DO THIS :: Output the entries verbatim, including every line.

Extracted data entries

■ ■ ■ ■

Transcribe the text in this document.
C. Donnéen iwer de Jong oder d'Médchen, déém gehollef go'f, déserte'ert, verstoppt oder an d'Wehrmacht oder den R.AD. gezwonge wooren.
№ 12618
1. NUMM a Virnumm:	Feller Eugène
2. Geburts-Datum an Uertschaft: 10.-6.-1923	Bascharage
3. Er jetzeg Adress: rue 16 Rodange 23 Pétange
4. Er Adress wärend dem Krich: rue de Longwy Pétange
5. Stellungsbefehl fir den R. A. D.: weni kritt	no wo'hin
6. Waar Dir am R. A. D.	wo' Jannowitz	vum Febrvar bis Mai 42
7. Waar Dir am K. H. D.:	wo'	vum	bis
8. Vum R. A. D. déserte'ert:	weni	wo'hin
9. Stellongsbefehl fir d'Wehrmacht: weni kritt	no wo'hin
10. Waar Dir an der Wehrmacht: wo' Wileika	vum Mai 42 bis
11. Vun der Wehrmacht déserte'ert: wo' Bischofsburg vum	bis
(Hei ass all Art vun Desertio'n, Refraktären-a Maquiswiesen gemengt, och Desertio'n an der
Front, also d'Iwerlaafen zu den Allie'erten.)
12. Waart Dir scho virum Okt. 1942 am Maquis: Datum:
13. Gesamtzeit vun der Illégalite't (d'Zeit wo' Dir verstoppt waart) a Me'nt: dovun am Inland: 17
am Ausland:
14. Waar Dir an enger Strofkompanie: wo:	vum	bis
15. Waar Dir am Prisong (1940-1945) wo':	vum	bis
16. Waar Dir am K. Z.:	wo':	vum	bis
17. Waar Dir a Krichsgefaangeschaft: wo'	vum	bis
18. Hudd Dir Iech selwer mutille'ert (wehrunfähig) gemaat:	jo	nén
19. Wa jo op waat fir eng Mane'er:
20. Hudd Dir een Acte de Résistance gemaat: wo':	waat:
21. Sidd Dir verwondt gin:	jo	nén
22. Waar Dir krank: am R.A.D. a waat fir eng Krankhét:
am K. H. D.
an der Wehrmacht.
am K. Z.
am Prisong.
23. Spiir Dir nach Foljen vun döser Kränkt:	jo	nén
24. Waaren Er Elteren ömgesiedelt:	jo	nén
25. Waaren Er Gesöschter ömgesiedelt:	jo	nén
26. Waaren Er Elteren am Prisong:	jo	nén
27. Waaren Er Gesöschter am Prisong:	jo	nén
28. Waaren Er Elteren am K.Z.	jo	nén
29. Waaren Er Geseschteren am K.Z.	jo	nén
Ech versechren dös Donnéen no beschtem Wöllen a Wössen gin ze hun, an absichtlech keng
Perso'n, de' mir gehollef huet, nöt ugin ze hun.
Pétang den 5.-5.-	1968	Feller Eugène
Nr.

■ ■ ■ ■

COMPLETED EXERCISE ::
Transcribe the text in this document.
C. Donnéen iwer de Jong oder d'Médchen, déém gehollef go'f, déserte'ert, verstoppt oder an d'Wehrmacht oder den R.AD. gezwonge wooren.
№ 12618
1. NUMM a Virnumm:	Feller Eugène
2. Geburts-Datum an Uertschaft: 10.-6.-1923	Bascharage
3. Er jetzeg Adress: rue 16 Rodange 23 Pétange
4. Er Adress wärend dem Krich: rue de Longwy Pétange
5. Stellungsbefehl fir den R. A. D.: weni kritt	no wo'hin
6. Waar Dir am R. A. D.	wo' Jannowitz	vum Febrvar bis Mai 42
7. Waar Dir am K. H. D.:	wo'	vum	bis
8. Vum R. A. D. déserte'ert:	weni	wo'hin
9. Stellongsbefehl fir d'Wehrmacht: weni kritt	no wo'hin
10. Waar Dir an der Wehrmacht: wo' Wileika	vum Mai 42 bis
11. Vun der Wehrmacht déserte'ert: wo' Bischofsburg vum	bis
(Hei ass all Art vun Desertio'n, Refraktären-a Maquiswiesen gemengt, och Desertio'n an der
Front, also d'Iwerlaafen zu den Allie'erten.)
12. Waart Dir scho virum Okt. 1942 am Maquis: Datum:
13. Gesamtzeit vun der Illégalite't (d'Zeit wo' Dir verstoppt waart) a Me'nt: dovun am Inland: 17
am Ausland:
14. Waar Dir an enger Strofkompanie: wo:	vum	bis
15. Waar Dir am Prisong (1940-1945) wo':	vum	bis
16. Waar Dir am K. Z.:	wo':	vum	bis
17. Waar Dir a Krichsgefaangeschaft: wo'	vum	bis
18. Hudd Dir Iech selwer mutille'ert (wehrunfähig) gemaat:	jo	nén
19. Wa jo op waat fir eng Mane'er:
20. Hudd Dir een Acte de Résistance gemaat: wo':	waat:
21. Sidd Dir verwondt gin:	jo	nén
22. Waar Dir krank: am R.A.D. a waat fir eng Krankhét:
am K. H. D.
an der Wehrmacht.
am K. Z.
am Prisong.
23. Spiir Dir nach Foljen vun döser Kränkt:	jo	nén
24. Waaren Er Elteren ömgesiedelt:	jo	nén
25. Waaren Er Gesöschter ömgesiedelt:	jo	nén
26. Waaren Er Elteren am Prisong:	jo	nén
27. Waaren Er Gesöschter am Prisong:	jo	nén
28. Waaren Er Elteren am K.Z.	jo	nén
29. Waaren Er Geseschteren am K.Z.	jo	nén
Ech versechren dös Donnéen no beschtem Wöllen a Wössen gin ze hun, an absichtlech keng
Perso'n, de' mir gehollef huet, nöt ugin ze hun.
Pétang den 5.-5.-	1968	Feller Eugène
Nr.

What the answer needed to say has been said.